Figure content listings:
↓↓↓
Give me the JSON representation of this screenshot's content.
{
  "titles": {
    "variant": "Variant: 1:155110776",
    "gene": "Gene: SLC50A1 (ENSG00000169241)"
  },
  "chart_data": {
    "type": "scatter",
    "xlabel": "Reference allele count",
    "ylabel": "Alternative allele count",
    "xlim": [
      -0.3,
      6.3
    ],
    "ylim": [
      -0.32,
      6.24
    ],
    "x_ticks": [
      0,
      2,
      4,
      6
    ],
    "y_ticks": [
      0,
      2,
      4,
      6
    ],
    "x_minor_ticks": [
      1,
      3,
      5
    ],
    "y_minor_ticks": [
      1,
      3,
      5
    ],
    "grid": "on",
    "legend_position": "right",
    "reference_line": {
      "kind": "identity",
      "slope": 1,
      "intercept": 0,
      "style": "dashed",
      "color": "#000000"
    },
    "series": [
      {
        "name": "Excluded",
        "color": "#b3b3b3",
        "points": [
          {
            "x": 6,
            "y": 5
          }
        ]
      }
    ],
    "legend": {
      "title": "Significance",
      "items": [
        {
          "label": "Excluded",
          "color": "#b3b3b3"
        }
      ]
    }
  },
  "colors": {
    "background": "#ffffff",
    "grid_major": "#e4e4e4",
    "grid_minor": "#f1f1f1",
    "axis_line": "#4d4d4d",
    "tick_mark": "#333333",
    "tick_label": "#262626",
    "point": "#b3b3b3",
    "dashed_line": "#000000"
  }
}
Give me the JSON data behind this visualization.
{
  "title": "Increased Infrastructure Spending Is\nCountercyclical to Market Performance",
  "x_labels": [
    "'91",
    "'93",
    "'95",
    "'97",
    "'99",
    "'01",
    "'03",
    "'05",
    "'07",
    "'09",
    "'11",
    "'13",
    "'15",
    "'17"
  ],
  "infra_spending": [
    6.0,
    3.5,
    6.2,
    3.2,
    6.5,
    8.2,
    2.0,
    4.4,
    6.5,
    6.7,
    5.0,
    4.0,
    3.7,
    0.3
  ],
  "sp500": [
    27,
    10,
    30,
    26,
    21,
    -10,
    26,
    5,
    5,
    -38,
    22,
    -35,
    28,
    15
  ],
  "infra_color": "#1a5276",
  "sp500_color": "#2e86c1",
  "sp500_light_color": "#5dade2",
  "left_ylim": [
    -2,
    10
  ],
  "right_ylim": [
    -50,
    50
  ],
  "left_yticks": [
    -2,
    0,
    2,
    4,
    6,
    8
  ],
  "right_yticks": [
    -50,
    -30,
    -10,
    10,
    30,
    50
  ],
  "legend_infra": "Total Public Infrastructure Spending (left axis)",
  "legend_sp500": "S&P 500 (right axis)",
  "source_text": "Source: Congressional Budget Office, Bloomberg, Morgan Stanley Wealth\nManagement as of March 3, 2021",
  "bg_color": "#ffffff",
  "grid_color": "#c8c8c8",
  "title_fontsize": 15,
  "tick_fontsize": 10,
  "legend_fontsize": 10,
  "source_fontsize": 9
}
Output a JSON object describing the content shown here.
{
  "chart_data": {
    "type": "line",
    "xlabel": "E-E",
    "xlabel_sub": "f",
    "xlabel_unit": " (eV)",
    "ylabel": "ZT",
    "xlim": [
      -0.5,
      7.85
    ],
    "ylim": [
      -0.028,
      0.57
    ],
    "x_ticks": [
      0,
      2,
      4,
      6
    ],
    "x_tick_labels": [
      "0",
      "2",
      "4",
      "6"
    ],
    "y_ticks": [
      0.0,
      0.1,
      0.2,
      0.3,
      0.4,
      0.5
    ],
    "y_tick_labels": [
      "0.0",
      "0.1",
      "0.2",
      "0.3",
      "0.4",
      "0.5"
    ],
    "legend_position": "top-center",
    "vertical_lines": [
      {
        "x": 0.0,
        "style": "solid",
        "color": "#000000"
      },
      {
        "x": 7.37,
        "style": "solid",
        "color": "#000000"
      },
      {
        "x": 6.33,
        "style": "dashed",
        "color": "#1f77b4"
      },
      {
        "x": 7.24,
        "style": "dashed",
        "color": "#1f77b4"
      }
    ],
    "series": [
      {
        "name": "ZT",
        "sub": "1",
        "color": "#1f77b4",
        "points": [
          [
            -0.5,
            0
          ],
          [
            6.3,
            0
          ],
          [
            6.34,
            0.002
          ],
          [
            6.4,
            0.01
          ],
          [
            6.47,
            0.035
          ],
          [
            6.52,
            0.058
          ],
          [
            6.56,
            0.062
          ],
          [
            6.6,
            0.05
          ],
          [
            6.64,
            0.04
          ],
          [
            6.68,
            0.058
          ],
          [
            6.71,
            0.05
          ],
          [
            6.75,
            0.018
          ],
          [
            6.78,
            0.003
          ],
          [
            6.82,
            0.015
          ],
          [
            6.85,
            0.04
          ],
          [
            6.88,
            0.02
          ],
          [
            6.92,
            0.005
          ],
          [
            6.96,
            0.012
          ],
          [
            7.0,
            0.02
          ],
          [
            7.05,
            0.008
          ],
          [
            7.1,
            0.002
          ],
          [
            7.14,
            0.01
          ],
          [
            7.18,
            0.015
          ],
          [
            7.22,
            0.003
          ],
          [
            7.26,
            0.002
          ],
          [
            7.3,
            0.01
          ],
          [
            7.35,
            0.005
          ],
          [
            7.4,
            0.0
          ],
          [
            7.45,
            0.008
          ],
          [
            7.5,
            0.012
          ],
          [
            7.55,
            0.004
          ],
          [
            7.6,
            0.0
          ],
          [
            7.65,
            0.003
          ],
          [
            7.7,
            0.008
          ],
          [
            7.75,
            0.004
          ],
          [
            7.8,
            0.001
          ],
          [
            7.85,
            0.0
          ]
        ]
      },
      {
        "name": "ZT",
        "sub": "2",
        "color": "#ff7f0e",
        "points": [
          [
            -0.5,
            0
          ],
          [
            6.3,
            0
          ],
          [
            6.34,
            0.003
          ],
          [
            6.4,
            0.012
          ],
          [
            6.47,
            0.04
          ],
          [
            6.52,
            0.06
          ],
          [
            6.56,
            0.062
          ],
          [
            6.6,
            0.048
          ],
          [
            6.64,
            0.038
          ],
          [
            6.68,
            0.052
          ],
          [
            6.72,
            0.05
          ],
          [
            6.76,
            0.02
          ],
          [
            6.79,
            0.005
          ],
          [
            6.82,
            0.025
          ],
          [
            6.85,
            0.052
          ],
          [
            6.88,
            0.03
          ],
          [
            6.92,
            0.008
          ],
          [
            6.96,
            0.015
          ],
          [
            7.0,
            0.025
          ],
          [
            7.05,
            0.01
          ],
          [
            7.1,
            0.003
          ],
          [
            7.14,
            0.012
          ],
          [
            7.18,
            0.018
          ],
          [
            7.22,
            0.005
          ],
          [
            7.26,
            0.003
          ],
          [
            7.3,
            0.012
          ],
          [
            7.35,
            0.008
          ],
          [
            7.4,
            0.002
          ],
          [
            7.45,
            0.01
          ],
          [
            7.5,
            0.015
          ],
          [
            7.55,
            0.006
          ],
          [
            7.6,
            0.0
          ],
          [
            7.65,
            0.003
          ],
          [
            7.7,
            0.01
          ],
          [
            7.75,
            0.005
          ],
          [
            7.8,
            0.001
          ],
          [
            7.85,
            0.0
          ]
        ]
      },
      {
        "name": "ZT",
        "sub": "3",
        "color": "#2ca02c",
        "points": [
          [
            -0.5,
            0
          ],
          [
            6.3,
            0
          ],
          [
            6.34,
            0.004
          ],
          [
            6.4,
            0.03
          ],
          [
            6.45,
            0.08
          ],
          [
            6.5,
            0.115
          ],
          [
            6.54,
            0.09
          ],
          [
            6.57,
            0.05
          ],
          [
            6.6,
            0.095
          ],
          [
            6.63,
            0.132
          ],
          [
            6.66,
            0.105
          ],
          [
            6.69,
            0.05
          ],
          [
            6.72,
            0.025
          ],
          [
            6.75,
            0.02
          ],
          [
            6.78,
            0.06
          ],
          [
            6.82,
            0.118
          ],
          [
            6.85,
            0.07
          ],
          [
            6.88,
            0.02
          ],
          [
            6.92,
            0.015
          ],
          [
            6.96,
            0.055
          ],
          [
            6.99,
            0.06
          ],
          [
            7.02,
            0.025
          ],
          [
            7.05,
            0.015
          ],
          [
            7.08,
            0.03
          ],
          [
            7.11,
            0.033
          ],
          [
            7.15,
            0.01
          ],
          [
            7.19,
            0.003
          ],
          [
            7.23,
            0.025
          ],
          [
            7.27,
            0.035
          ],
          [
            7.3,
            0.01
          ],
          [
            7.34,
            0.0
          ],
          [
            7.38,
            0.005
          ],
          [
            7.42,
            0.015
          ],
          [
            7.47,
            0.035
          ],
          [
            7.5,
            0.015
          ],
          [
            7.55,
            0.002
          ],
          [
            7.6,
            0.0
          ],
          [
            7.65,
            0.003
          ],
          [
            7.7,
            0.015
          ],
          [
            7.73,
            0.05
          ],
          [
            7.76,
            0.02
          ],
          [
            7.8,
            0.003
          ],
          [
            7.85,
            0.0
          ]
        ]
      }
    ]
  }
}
↑↑↑
### The task
Look through the listing above. Pick out each line with "allele" and copy it.

### Answer below
    "xlabel": "Reference allele count",
    "ylabel": "Alternative allele count",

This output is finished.